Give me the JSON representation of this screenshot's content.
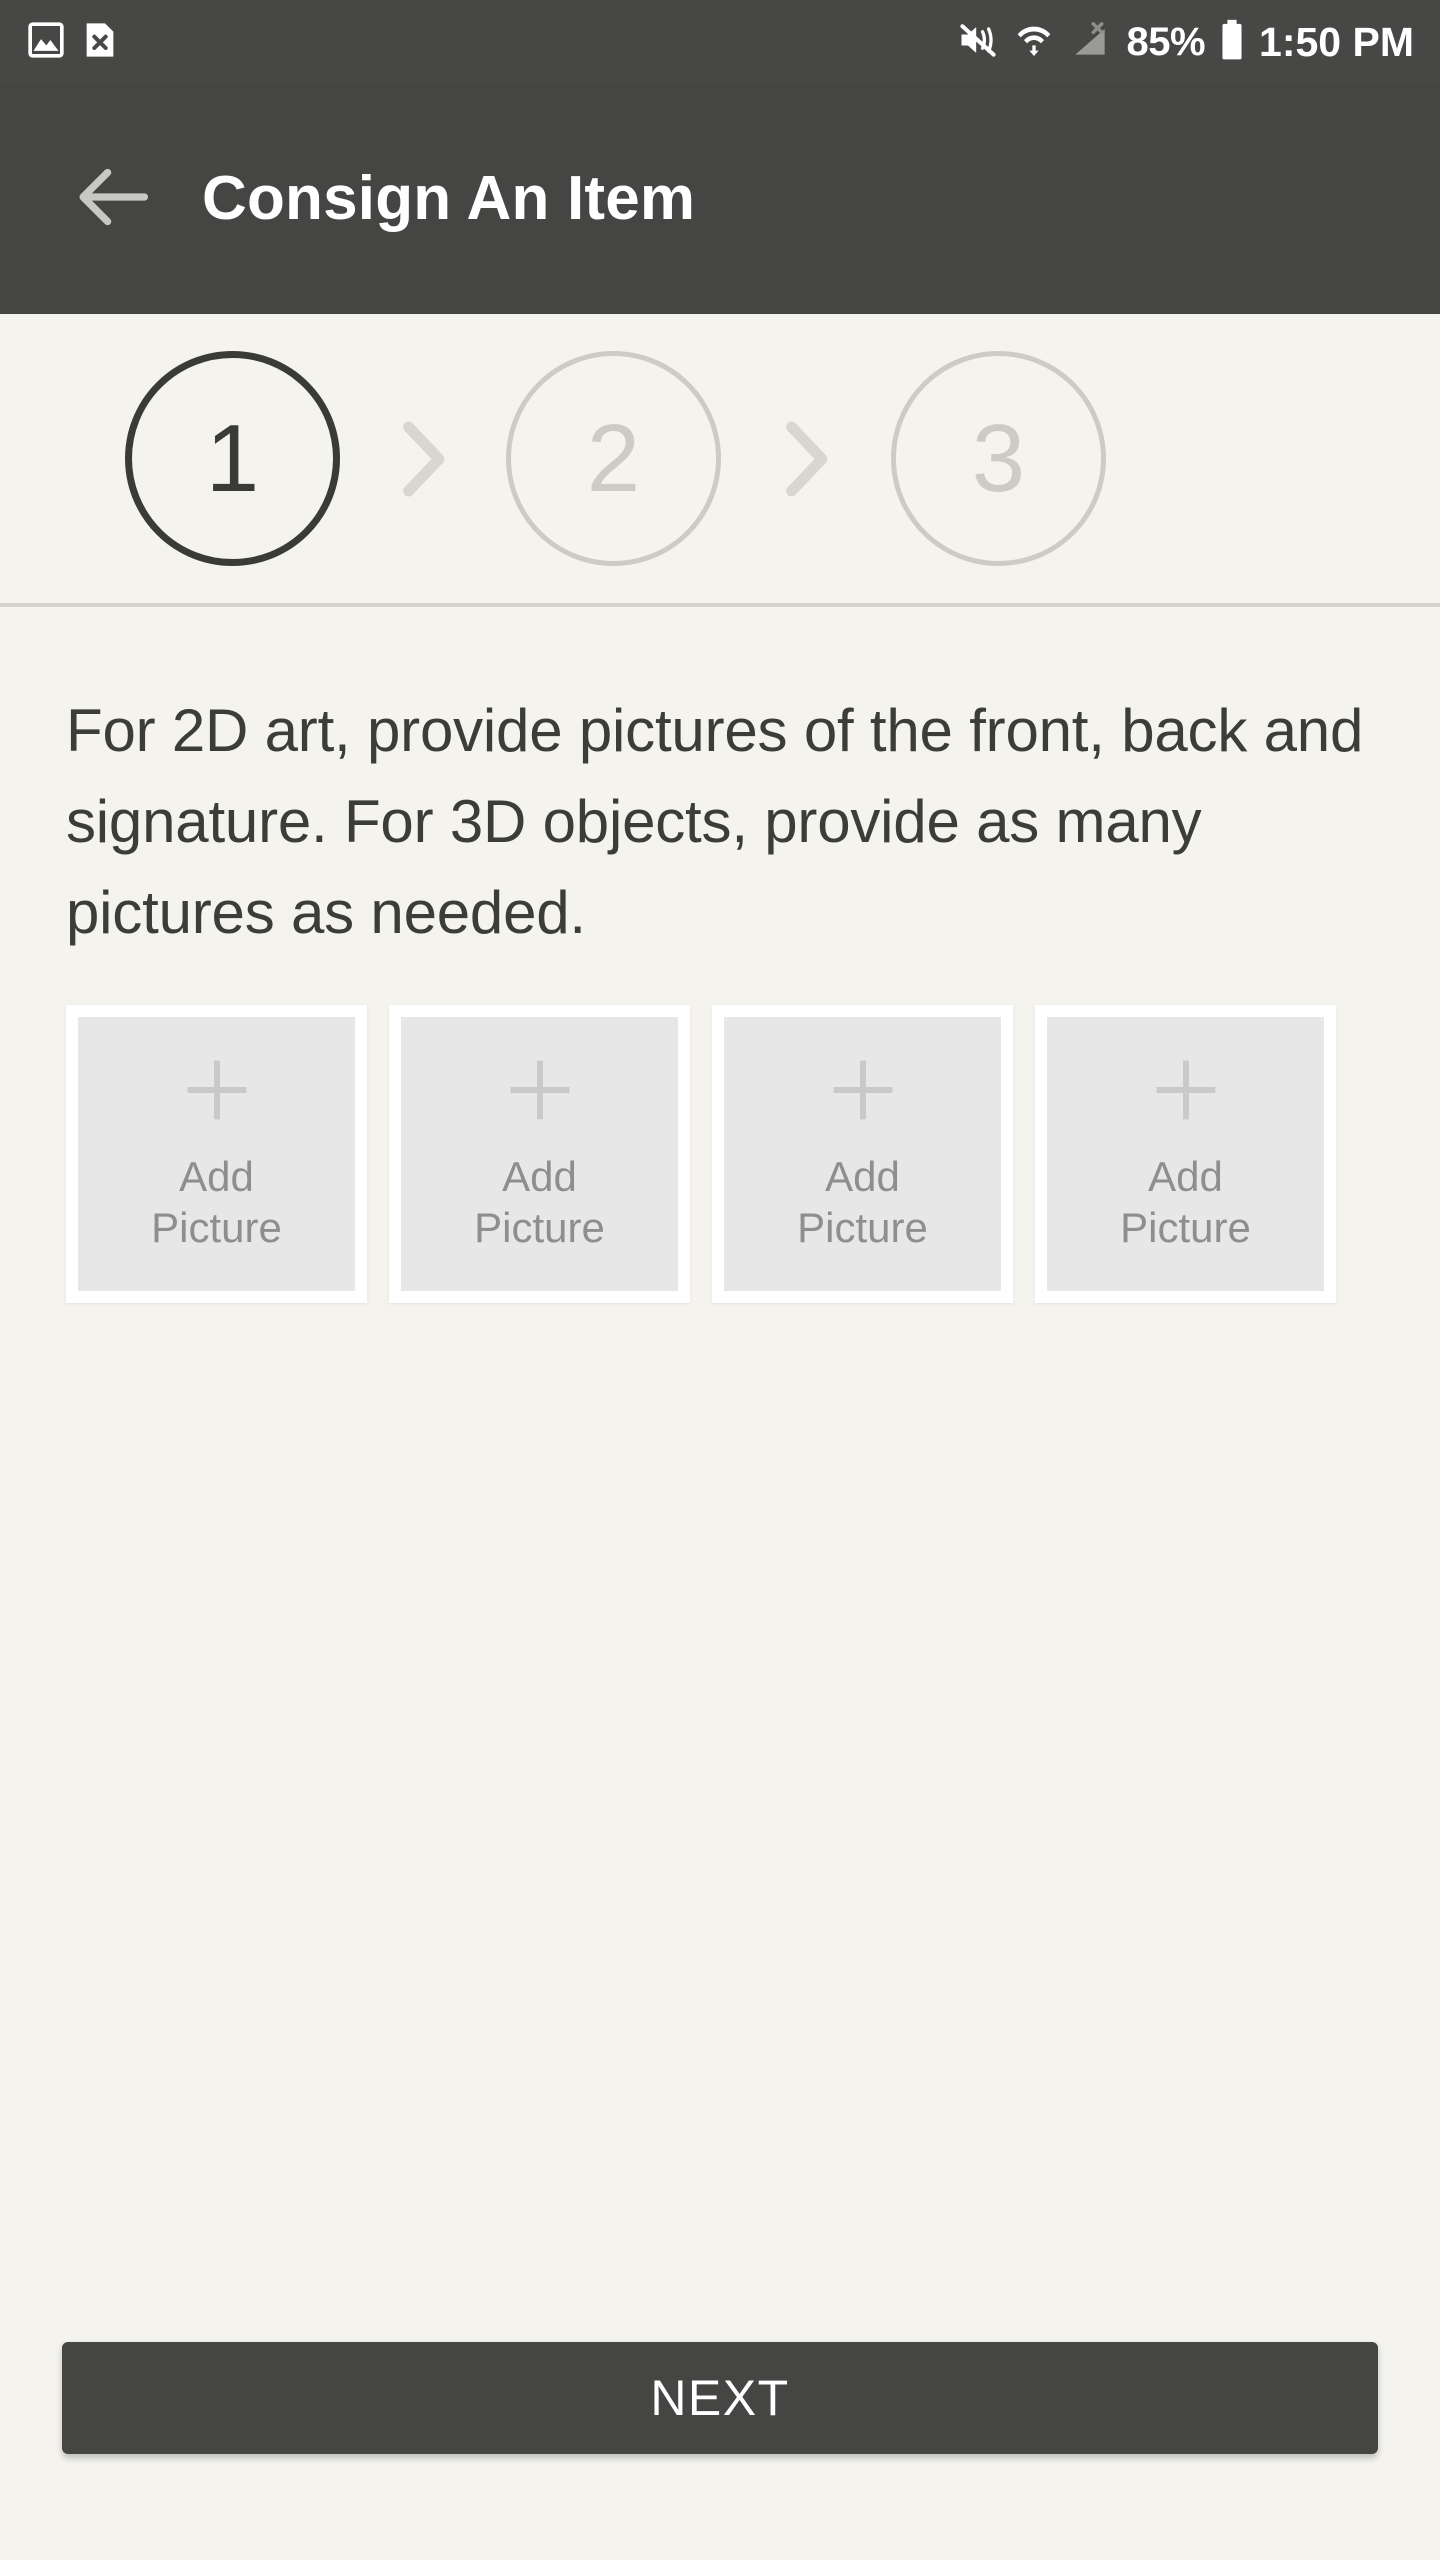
{
  "status_bar": {
    "left_icons": [
      "image-icon",
      "sim-card-x-icon"
    ],
    "right_icons": [
      "mute-vibrate-icon",
      "wifi-icon",
      "cellular-signal-x-icon",
      "battery-icon"
    ],
    "battery_percent": "85%",
    "time": "1:50 PM"
  },
  "app_bar": {
    "back_icon": "arrow-left-icon",
    "title": "Consign An Item"
  },
  "stepper": {
    "separator_icon": "chevron-right-icon",
    "steps": [
      {
        "label": "1",
        "state": "active"
      },
      {
        "label": "2",
        "state": "inactive"
      },
      {
        "label": "3",
        "state": "inactive"
      }
    ]
  },
  "content": {
    "instructions": "For 2D art, provide pictures of the front, back and signature. For 3D objects, provide as many pictures as needed.",
    "tiles": [
      {
        "icon": "plus-icon",
        "label": "Add\nPicture"
      },
      {
        "icon": "plus-icon",
        "label": "Add\nPicture"
      },
      {
        "icon": "plus-icon",
        "label": "Add\nPicture"
      },
      {
        "icon": "plus-icon",
        "label": "Add\nPicture"
      }
    ],
    "tile_label_line1": "Add",
    "tile_label_line2": "Picture"
  },
  "footer": {
    "next_label": "NEXT"
  },
  "colors": {
    "page_background": "#f4f3ee",
    "app_bar": "#454543",
    "status_bar": "#474745",
    "active_step": "#3a3a37",
    "inactive_step": "#cdcbc6",
    "divider": "#d4d2cc",
    "tile_frame": "#ffffff",
    "tile_inner": "#e7e7e7",
    "tile_text": "#8e8e8e",
    "primary_button": "#454543",
    "text_primary": "#3c3c39"
  }
}
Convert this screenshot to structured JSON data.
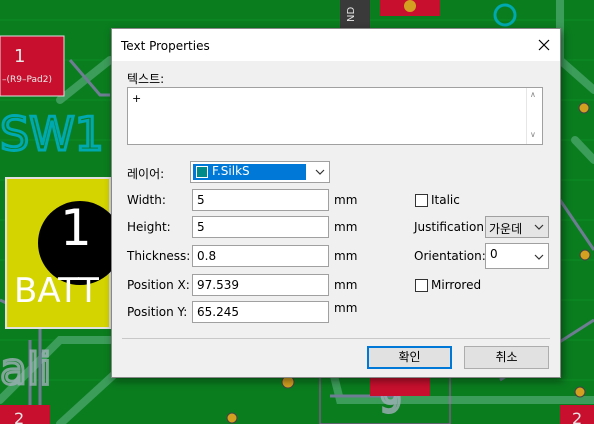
{
  "background": {
    "pad_number_top": "1",
    "pad_label_top": "–(R9–Pad2)",
    "silk_sw": "SW1",
    "battery_number": "1",
    "battery_label": "BATT",
    "net_label_top": "ND",
    "bottom_number": "2",
    "bottom_number_right": "2",
    "colors": {
      "board": "#0a7d1f",
      "track": "#32a852",
      "pad_red": "#c8102e",
      "pad_yellow": "#cccc00",
      "silk": "#00a8b0"
    }
  },
  "dialog": {
    "title": "Text Properties",
    "text_label": "텍스트:",
    "text_value": "+",
    "layer_label": "레이어:",
    "layer_value": "F.SilkS",
    "layer_color": "#008b8b",
    "fields": [
      {
        "label": "Width:",
        "value": "5",
        "unit": "mm"
      },
      {
        "label": "Height:",
        "value": "5",
        "unit": "mm"
      },
      {
        "label": "Thickness:",
        "value": "0.8",
        "unit": "mm"
      },
      {
        "label": "Position X:",
        "value": "97.539",
        "unit": "mm"
      },
      {
        "label": "Position Y:",
        "value": "65.245",
        "unit": "mm"
      }
    ],
    "italic_label": "Italic",
    "italic_checked": false,
    "justification_label": "Justification:",
    "justification_value": "가운데",
    "orientation_label": "Orientation:",
    "orientation_value": "0",
    "mirrored_label": "Mirrored",
    "mirrored_checked": false,
    "ok_label": "확인",
    "cancel_label": "취소"
  }
}
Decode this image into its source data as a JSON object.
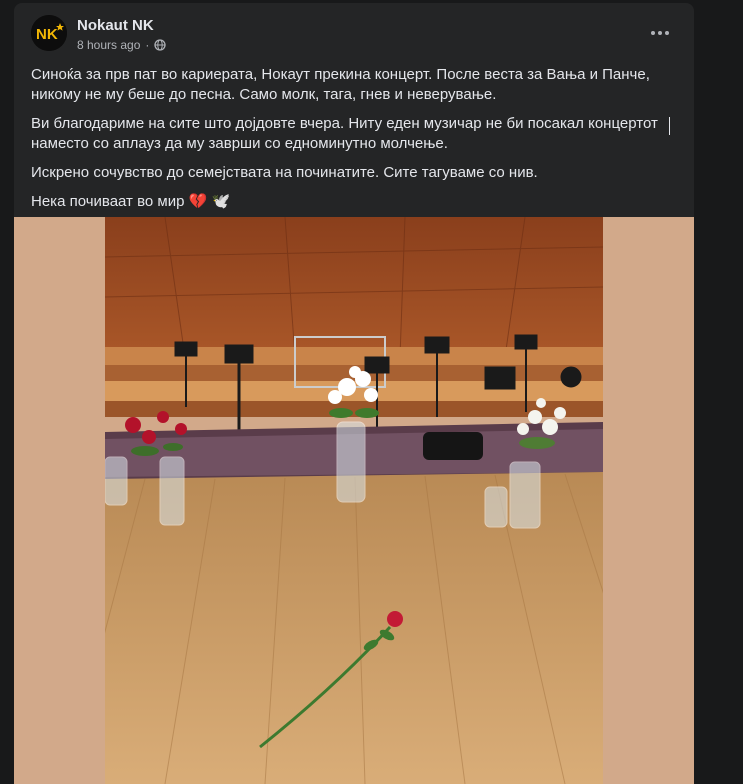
{
  "post": {
    "author": "Nokaut NK",
    "avatar_text": "NK",
    "timestamp": "8 hours ago",
    "separator": "·",
    "audience_icon": "globe-icon",
    "more_icon": "more-options-icon",
    "paragraphs": [
      "Синоќа за прв пат во кариерата, Нокаут прекина концерт. После веста за Вања и Панче, никому не му беше до песна. Само молк, тага, гнев и неверување.",
      "Ви благодариме на сите што дојдовте вчера. Ниту еден музичар не би посакал концертот наместо со аплауз да му заврши со едноминутно молчење.",
      "Искрено сочувство до семејствата на починатите. Сите тагуваме со нив.",
      "Нека почиваат во мир 💔 🕊️"
    ],
    "photo_alt_icon": "concert-stage-photo"
  },
  "colors": {
    "background": "#18191a",
    "card": "#242526",
    "text_primary": "#e4e6eb",
    "text_secondary": "#b0b3b8",
    "photo_matte": "#d2a98a",
    "avatar_gold": "#f2b705"
  }
}
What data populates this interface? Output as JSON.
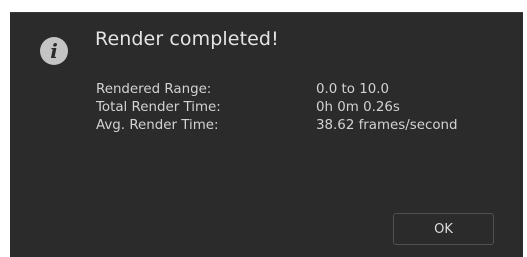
#####
Your copy of the data should match it exactly, except that pictures are left out.

Give me the JSON representation of this screenshot's content.
{
  "status_bar": {
    "left_icons": [
      "image-icon",
      "sim-card-x-icon"
    ],
    "right_icons": [
      "mute-vibrate-icon",
      "wifi-icon",
      "cellular-signal-x-icon",
      "battery-icon"
    ],
    "battery_percent": "85%",
    "time": "1:50 PM"
  },
  "app_bar": {
    "back_icon": "arrow-left-icon",
    "title": "Consign An Item"
  },
  "stepper": {
    "separator_icon": "chevron-right-icon",
    "steps": [
      {
        "label": "1",
        "state": "active"
      },
      {
        "label": "2",
        "state": "inactive"
      },
      {
        "label": "3",
        "state": "inactive"
      }
    ]
  },
  "content": {
    "instructions": "For 2D art, provide pictures of the front, back and signature. For 3D objects, provide as many pictures as needed.",
    "tiles": [
      {
        "icon": "plus-icon",
        "label": "Add\nPicture"
      },
      {
        "icon": "plus-icon",
        "label": "Add\nPicture"
      },
      {
        "icon": "plus-icon",
        "label": "Add\nPicture"
      },
      {
        "icon": "plus-icon",
        "label": "Add\nPicture"
      }
    ],
    "tile_label_line1": "Add",
    "tile_label_line2": "Picture"
  },
  "footer": {
    "next_label": "NEXT"
  },
  "colors": {
    "page_background": "#f4f3ee",
    "app_bar": "#454543",
    "status_bar": "#474745",
    "active_step": "#3a3a37",
    "inactive_step": "#cdcbc6",
    "divider": "#d4d2cc",
    "tile_frame": "#ffffff",
    "tile_inner": "#e7e7e7",
    "tile_text": "#8e8e8e",
    "primary_button": "#454543",
    "text_primary": "#3c3c39"
  }
}
Convert this screenshot to structured JSON data.
{
  "background": {
    "pad_number_top": "1",
    "pad_label_top": "–(R9–Pad2)",
    "silk_sw": "SW1",
    "battery_number": "1",
    "battery_label": "BATT",
    "net_label_top": "ND",
    "bottom_number": "2",
    "bottom_number_right": "2",
    "colors": {
      "board": "#0a7d1f",
      "track": "#32a852",
      "pad_red": "#c8102e",
      "pad_yellow": "#cccc00",
      "silk": "#00a8b0"
    }
  },
  "dialog": {
    "title": "Text Properties",
    "text_label": "텍스트:",
    "text_value": "+",
    "layer_label": "레이어:",
    "layer_value": "F.SilkS",
    "layer_color": "#008b8b",
    "fields": [
      {
        "label": "Width:",
        "value": "5",
        "unit": "mm"
      },
      {
        "label": "Height:",
        "value": "5",
        "unit": "mm"
      },
      {
        "label": "Thickness:",
        "value": "0.8",
        "unit": "mm"
      },
      {
        "label": "Position X:",
        "value": "97.539",
        "unit": "mm"
      },
      {
        "label": "Position Y:",
        "value": "65.245",
        "unit": "mm"
      }
    ],
    "italic_label": "Italic",
    "italic_checked": false,
    "justification_label": "Justification:",
    "justification_value": "가운데",
    "orientation_label": "Orientation:",
    "orientation_value": "0",
    "mirrored_label": "Mirrored",
    "mirrored_checked": false,
    "ok_label": "확인",
    "cancel_label": "취소"
  }
}
Decode this image into its source data as a JSON object.
{
  "post": {
    "author": "Nokaut NK",
    "avatar_text": "NK",
    "timestamp": "8 hours ago",
    "separator": "·",
    "audience_icon": "globe-icon",
    "more_icon": "more-options-icon",
    "paragraphs": [
      "Синоќа за прв пат во кариерата, Нокаут прекина концерт. После веста за Вања и Панче, никому не му беше до песна. Само молк, тага, гнев и неверување.",
      "Ви благодариме на сите што дојдовте вчера. Ниту еден музичар не би посакал концертот наместо со аплауз да му заврши со едноминутно молчење.",
      "Искрено сочувство до семејствата на починатите. Сите тагуваме со нив.",
      "Нека почиваат во мир 💔 🕊️"
    ],
    "photo_alt_icon": "concert-stage-photo"
  },
  "colors": {
    "background": "#18191a",
    "card": "#242526",
    "text_primary": "#e4e6eb",
    "text_secondary": "#b0b3b8",
    "photo_matte": "#d2a98a",
    "avatar_gold": "#f2b705"
  }
}
What data populates this interface? Output as JSON.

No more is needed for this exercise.